-- Begin Provided data --
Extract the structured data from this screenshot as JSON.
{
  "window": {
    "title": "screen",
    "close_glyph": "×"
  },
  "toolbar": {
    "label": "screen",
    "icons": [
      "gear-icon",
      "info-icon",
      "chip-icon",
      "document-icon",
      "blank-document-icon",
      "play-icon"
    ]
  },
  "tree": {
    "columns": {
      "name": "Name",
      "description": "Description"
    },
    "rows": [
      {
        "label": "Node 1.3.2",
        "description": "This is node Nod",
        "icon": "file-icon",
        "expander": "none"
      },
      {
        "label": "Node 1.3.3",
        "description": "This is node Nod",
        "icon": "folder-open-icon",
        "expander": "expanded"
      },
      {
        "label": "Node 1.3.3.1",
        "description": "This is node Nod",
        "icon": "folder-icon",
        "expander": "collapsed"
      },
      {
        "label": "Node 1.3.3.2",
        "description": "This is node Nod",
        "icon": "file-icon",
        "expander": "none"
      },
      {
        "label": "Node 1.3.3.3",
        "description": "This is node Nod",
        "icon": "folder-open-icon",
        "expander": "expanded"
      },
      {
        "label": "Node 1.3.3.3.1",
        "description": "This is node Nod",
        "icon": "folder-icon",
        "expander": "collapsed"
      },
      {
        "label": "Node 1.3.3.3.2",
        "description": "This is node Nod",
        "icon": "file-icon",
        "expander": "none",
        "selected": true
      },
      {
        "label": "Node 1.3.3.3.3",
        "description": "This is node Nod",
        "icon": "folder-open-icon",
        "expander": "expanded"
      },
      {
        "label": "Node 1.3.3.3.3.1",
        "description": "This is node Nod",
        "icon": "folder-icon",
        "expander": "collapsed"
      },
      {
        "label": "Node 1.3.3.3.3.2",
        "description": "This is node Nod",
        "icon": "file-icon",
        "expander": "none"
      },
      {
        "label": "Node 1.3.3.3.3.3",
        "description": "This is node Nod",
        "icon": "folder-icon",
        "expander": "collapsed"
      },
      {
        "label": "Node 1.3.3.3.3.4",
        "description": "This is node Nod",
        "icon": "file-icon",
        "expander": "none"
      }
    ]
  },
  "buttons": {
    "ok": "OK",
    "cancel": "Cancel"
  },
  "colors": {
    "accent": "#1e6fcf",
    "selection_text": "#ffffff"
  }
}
-- End Provided data --
-- Begin Provided data --
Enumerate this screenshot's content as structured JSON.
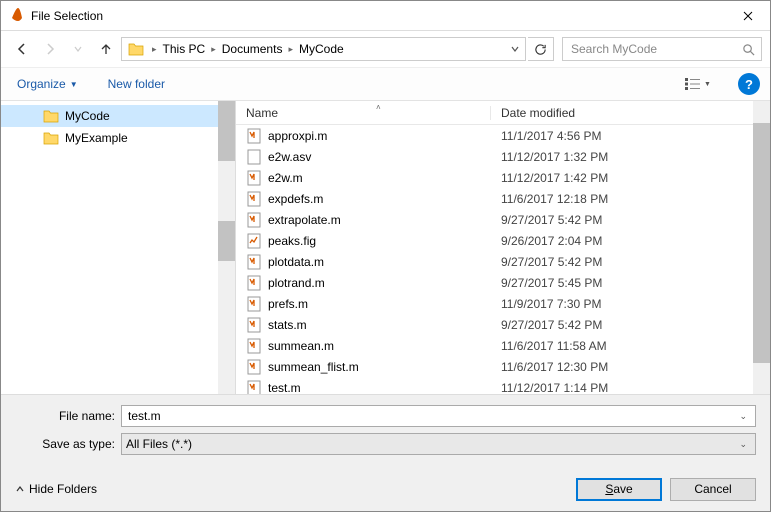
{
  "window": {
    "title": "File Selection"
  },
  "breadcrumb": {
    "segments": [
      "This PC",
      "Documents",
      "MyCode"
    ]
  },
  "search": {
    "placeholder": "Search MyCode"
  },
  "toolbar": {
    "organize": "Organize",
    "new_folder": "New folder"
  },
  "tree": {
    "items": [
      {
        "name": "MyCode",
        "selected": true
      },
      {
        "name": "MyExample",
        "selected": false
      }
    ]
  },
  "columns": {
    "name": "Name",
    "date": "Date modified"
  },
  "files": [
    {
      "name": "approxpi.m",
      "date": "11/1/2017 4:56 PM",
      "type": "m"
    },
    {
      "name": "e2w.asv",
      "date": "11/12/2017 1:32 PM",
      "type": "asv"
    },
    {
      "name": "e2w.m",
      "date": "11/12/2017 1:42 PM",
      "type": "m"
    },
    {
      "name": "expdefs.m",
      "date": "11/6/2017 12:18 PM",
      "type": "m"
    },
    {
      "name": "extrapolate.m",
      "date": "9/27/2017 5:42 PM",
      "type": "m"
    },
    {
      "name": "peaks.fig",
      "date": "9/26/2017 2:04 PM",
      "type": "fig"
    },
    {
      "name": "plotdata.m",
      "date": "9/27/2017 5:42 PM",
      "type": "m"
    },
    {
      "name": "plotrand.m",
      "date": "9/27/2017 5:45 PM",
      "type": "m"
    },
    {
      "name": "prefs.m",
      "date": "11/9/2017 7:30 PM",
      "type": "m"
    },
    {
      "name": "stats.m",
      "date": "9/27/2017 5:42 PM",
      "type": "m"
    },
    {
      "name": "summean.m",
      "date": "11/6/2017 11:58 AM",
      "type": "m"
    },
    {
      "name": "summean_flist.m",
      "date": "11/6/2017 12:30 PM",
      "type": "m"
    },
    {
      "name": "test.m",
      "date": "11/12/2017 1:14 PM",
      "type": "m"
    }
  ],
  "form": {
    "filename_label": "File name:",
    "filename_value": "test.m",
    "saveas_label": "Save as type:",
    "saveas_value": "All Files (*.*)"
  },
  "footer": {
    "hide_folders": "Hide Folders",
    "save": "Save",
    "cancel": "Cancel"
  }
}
-- End Provided data --
What is asked: Filter the entries down to the lines with the word "JSON" in them.

Answer below:
Extract the structured data from this screenshot as JSON.
Enumerate this screenshot's content as structured JSON.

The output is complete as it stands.